* INFORMATION PROVIDED:
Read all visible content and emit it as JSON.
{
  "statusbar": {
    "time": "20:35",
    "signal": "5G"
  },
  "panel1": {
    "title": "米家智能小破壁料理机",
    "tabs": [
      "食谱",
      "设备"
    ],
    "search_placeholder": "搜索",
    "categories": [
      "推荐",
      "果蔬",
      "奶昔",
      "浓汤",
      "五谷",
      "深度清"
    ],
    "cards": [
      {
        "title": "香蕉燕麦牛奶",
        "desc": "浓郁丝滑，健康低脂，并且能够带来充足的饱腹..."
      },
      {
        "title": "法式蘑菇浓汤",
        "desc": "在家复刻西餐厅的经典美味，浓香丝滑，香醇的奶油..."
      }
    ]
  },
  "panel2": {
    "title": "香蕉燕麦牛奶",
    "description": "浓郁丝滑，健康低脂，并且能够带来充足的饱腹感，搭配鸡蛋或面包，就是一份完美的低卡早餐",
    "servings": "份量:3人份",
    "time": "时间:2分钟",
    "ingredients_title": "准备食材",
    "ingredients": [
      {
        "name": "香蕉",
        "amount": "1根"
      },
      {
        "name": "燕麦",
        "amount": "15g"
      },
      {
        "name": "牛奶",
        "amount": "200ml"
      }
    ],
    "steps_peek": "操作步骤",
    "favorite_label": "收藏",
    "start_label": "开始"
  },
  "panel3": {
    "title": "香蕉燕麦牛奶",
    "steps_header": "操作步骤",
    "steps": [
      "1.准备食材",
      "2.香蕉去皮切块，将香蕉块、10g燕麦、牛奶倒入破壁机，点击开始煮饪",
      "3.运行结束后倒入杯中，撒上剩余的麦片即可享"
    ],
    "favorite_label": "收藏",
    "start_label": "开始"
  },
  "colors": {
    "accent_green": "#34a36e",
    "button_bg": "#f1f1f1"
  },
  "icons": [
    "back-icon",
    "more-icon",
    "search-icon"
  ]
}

* TASK:
Identify the lines above with the word "健康低脂". Copy them.

* ANSWER TO THE PROBLEM:
        "desc": "浓郁丝滑，健康低脂，并且能够带来充足的饱腹..."
    "description": "浓郁丝滑，健康低脂，并且能够带来充足的饱腹感，搭配鸡蛋或面包，就是一份完美的低卡早餐",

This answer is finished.